> _WORK TO COMPLETE_:
Pick out all lines with the word "page" from the records that follow.
INPUT RECORDS start
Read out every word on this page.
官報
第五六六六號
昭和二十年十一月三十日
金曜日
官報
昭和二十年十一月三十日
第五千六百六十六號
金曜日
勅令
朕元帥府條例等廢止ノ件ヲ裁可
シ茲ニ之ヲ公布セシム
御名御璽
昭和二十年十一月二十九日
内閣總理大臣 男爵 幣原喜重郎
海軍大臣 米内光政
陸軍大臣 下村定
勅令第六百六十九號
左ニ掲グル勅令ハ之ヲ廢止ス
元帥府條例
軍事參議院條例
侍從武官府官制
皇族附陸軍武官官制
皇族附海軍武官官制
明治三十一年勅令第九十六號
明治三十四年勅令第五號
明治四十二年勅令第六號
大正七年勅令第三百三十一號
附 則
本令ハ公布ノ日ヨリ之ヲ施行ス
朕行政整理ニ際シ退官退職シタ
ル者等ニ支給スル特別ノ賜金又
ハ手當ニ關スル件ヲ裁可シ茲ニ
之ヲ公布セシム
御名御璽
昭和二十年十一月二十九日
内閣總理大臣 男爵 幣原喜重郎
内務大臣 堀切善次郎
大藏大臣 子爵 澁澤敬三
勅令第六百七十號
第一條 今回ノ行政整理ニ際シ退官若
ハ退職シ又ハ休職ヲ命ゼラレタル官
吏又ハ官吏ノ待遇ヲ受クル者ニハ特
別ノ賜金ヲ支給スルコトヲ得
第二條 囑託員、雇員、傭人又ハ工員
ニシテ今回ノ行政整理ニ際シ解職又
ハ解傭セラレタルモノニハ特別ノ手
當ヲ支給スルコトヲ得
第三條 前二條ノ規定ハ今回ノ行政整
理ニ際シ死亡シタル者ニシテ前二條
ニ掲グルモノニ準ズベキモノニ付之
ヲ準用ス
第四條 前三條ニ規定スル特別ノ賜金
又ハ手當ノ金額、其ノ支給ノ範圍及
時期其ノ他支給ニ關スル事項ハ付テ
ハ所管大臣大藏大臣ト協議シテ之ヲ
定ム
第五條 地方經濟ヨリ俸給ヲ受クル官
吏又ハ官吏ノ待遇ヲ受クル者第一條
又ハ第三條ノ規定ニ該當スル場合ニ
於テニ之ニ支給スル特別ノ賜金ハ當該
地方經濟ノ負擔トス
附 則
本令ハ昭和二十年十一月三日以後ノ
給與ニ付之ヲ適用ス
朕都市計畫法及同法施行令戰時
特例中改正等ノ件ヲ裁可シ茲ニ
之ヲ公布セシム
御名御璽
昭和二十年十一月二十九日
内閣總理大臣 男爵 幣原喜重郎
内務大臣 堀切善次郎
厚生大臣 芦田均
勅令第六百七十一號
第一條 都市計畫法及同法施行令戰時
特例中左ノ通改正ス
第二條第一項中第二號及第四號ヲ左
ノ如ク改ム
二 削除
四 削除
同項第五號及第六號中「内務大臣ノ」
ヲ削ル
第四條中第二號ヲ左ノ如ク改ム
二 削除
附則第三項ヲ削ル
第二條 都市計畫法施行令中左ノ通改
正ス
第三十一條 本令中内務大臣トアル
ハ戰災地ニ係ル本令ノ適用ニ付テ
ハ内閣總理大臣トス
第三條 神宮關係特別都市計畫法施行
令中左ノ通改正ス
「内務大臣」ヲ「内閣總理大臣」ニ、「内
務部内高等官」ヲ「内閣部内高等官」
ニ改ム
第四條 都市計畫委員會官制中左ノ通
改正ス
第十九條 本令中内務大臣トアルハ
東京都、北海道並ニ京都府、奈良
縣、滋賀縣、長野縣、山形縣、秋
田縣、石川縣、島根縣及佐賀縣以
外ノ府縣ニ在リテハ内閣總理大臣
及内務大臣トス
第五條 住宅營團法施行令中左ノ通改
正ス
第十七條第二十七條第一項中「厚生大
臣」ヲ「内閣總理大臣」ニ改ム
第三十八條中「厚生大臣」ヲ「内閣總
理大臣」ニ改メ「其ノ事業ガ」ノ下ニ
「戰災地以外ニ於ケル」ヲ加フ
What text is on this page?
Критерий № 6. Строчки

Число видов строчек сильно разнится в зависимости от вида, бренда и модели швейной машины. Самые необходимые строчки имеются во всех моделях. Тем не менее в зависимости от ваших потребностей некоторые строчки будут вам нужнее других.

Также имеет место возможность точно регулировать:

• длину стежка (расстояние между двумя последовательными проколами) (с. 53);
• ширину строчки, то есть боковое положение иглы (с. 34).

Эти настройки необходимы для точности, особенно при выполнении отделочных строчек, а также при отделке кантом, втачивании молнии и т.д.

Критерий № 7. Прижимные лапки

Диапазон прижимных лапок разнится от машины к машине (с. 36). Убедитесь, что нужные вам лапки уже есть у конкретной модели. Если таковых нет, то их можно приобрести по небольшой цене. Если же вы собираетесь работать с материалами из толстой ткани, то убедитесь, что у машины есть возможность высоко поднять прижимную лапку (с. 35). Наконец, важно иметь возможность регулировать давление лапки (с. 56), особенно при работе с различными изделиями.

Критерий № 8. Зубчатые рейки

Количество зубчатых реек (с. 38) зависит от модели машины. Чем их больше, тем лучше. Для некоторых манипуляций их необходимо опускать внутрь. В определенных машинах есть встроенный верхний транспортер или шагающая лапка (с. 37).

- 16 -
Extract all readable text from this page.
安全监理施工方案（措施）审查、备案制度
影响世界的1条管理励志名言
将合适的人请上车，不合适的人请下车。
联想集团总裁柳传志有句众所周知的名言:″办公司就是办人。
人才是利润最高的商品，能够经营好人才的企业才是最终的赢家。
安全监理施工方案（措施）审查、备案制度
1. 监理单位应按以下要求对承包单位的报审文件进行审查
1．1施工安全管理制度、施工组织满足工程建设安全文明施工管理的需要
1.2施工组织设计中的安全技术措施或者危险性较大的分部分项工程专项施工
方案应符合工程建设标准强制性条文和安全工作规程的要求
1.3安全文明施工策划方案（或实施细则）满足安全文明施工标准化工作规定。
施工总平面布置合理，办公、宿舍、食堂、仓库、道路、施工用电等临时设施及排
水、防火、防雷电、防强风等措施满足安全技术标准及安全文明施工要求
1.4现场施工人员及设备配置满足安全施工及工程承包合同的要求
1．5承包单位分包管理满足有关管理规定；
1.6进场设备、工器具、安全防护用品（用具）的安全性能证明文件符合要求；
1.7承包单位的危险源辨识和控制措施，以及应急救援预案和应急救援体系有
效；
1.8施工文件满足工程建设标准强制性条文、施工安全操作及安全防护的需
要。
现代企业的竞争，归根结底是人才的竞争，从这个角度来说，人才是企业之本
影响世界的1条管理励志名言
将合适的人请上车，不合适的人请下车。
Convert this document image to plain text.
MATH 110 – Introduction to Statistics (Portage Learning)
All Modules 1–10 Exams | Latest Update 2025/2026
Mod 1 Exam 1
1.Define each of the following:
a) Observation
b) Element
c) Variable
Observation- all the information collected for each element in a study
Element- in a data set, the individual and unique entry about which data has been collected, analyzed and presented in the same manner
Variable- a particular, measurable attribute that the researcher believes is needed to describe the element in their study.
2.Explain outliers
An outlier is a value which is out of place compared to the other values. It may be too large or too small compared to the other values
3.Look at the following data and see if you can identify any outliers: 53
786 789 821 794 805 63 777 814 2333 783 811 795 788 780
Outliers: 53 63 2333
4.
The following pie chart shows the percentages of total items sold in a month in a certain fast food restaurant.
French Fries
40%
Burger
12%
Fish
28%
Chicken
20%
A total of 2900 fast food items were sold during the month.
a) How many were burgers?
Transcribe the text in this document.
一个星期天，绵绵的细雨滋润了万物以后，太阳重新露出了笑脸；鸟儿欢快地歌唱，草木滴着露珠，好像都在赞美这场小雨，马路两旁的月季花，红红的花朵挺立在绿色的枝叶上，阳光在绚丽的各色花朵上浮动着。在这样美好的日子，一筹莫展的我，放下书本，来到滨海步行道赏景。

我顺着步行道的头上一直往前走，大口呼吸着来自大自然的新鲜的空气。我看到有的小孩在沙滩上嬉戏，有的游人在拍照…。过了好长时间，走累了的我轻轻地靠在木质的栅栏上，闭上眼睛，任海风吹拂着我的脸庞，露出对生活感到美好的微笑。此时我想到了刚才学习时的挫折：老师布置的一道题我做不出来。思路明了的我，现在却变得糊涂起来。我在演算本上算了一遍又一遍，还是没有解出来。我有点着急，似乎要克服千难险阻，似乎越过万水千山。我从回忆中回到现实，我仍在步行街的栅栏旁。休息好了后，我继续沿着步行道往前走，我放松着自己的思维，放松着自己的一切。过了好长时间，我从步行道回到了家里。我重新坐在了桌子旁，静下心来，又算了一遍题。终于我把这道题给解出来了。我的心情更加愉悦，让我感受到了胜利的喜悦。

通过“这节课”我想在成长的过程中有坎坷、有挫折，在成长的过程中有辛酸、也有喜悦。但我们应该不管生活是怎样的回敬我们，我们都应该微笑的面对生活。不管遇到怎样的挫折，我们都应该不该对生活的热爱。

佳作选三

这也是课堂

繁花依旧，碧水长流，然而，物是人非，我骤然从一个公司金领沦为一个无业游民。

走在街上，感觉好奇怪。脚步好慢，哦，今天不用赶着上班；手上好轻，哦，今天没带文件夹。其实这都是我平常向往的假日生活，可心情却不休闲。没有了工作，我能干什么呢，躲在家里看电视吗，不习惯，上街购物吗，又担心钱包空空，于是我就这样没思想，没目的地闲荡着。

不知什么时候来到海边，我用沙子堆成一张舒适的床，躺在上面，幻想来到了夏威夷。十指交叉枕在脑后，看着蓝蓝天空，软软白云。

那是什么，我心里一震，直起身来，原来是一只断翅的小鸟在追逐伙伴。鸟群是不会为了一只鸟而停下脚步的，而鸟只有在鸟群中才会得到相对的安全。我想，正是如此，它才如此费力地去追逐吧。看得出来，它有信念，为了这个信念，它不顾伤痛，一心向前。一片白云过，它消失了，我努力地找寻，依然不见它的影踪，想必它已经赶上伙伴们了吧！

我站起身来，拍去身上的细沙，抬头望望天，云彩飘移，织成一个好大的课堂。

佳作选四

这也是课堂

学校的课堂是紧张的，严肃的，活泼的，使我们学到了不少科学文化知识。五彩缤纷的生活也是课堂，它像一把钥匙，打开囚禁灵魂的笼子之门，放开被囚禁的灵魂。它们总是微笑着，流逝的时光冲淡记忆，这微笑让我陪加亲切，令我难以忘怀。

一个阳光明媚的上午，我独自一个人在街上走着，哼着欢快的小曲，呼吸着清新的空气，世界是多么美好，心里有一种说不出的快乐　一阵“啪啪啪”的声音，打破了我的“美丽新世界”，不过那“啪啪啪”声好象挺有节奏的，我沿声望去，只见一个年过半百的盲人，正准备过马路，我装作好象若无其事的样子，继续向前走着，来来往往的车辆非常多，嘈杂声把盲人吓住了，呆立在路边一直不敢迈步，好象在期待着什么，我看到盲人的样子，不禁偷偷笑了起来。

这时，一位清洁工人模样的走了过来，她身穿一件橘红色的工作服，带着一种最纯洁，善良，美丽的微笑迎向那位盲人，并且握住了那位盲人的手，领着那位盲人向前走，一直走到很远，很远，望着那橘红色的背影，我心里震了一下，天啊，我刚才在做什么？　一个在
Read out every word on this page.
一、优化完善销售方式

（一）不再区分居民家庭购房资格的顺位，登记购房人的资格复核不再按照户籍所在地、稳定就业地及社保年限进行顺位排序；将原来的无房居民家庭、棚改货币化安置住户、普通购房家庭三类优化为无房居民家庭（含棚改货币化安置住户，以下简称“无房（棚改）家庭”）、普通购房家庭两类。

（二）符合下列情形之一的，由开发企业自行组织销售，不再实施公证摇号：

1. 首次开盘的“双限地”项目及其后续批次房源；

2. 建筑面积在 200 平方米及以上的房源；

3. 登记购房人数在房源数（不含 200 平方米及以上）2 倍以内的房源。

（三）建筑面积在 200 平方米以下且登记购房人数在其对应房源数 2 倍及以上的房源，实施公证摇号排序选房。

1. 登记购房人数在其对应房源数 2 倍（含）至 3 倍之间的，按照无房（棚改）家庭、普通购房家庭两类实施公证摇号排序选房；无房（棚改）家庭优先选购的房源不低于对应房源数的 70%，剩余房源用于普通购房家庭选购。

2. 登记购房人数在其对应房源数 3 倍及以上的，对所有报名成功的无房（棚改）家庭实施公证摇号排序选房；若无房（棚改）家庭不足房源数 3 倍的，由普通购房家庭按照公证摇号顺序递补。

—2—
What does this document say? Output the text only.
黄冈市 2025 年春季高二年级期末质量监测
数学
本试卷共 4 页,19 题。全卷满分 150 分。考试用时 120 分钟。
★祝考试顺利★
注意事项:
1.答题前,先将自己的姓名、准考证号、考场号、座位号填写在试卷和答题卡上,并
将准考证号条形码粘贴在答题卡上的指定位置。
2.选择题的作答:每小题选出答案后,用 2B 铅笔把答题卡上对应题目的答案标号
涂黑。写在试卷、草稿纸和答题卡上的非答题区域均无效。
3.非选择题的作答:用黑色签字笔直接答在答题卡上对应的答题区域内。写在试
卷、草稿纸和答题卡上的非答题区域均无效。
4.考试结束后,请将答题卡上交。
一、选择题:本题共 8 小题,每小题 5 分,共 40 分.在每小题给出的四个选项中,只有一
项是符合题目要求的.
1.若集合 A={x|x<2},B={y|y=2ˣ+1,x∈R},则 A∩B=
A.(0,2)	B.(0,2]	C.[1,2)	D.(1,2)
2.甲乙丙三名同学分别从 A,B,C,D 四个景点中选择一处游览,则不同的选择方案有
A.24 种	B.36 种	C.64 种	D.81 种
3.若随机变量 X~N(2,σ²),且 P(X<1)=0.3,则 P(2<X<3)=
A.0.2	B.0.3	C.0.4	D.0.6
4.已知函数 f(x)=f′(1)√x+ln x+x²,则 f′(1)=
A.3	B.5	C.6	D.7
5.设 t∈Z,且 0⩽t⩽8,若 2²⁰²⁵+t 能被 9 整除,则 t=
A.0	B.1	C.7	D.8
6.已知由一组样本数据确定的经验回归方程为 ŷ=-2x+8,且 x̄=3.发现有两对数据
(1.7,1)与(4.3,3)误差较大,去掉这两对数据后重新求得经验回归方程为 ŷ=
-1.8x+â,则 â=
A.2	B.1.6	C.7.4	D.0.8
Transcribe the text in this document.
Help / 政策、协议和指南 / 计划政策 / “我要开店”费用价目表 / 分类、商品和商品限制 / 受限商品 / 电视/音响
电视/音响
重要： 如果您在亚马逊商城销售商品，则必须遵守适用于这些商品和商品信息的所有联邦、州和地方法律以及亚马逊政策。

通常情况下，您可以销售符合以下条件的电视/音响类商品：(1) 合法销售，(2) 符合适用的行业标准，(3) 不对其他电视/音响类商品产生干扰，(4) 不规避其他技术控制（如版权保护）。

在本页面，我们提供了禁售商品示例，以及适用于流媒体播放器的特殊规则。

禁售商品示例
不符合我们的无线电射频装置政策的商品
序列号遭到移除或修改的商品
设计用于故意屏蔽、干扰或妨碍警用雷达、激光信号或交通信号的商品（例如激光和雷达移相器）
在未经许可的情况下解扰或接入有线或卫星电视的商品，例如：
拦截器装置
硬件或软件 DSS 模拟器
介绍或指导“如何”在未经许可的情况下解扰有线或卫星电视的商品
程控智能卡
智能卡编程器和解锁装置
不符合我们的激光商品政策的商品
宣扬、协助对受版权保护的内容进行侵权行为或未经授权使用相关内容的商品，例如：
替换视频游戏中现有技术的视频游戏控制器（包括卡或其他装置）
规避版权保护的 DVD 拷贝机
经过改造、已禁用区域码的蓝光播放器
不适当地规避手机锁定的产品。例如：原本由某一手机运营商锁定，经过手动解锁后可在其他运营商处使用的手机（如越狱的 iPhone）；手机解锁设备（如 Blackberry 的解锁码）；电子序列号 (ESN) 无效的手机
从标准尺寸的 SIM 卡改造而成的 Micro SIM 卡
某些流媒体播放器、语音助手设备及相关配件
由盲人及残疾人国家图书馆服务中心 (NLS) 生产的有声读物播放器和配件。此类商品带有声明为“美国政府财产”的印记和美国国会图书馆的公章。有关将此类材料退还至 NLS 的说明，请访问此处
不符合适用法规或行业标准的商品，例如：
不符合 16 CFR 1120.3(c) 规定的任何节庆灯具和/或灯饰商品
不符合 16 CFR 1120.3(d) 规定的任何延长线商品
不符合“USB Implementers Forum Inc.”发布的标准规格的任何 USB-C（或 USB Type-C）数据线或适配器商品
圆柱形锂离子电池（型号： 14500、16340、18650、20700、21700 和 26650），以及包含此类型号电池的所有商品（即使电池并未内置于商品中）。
INPUT RECORDS end
> _PROBLEM SOLUTION_:
Read out every word on this page.
What text is on this page?
Extract all readable text from this page.
Read out every word on this page.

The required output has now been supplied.